# WRITTEN REQUEST
All material below is to be reproduced exactly.

# LISTED ENTRIES
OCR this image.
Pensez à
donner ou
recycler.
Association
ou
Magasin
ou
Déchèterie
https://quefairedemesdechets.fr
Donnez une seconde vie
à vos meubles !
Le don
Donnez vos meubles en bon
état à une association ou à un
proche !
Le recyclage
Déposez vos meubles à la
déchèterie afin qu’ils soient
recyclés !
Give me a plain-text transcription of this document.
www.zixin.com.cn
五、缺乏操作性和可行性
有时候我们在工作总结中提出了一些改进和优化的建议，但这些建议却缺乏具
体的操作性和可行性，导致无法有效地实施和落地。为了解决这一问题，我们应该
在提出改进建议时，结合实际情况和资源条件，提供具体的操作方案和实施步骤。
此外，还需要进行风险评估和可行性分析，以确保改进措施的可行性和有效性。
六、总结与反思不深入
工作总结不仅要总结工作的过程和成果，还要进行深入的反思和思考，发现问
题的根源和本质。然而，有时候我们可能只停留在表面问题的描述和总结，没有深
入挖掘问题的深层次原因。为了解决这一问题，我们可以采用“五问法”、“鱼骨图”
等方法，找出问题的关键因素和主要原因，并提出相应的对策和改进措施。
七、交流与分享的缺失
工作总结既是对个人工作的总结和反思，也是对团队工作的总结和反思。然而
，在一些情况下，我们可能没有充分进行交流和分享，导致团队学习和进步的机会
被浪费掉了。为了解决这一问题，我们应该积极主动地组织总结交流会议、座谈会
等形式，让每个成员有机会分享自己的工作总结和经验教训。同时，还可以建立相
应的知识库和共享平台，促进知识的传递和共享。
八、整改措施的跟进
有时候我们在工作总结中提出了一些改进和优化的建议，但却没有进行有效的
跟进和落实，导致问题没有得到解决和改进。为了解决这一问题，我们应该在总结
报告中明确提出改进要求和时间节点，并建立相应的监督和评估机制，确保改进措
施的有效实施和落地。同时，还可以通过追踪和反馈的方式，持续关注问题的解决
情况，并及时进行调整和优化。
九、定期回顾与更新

# THE COMPLETED TASK
OCR this image.
Pensez à
donner ou
recycler.
Association
ou
Magasin
ou
Déchèterie
https://quefairedemesdechets.fr
Donnez une seconde vie
à vos meubles !
Le don
Donnez vos meubles en bon
état à une association ou à un
proche !
Le recyclage
Déposez vos meubles à la
déchèterie afin qu’ils soient
recyclés !
Give me a plain-text transcription of this document.
www.zixin.com.cn
五、缺乏操作性和可行性
有时候我们在工作总结中提出了一些改进和优化的建议，但这些建议却缺乏具
体的操作性和可行性，导致无法有效地实施和落地。为了解决这一问题，我们应该
在提出改进建议时，结合实际情况和资源条件，提供具体的操作方案和实施步骤。
此外，还需要进行风险评估和可行性分析，以确保改进措施的可行性和有效性。
六、总结与反思不深入
工作总结不仅要总结工作的过程和成果，还要进行深入的反思和思考，发现问
题的根源和本质。然而，有时候我们可能只停留在表面问题的描述和总结，没有深
入挖掘问题的深层次原因。为了解决这一问题，我们可以采用“五问法”、“鱼骨图”
等方法，找出问题的关键因素和主要原因，并提出相应的对策和改进措施。
七、交流与分享的缺失
工作总结既是对个人工作的总结和反思，也是对团队工作的总结和反思。然而
，在一些情况下，我们可能没有充分进行交流和分享，导致团队学习和进步的机会
被浪费掉了。为了解决这一问题，我们应该积极主动地组织总结交流会议、座谈会
等形式，让每个成员有机会分享自己的工作总结和经验教训。同时，还可以建立相
应的知识库和共享平台，促进知识的传递和共享。
八、整改措施的跟进
有时候我们在工作总结中提出了一些改进和优化的建议，但却没有进行有效的
跟进和落实，导致问题没有得到解决和改进。为了解决这一问题，我们应该在总结
报告中明确提出改进要求和时间节点，并建立相应的监督和评估机制，确保改进措
施的有效实施和落地。同时，还可以通过追踪和反馈的方式，持续关注问题的解决
情况，并及时进行调整和优化。
九、定期回顾与更新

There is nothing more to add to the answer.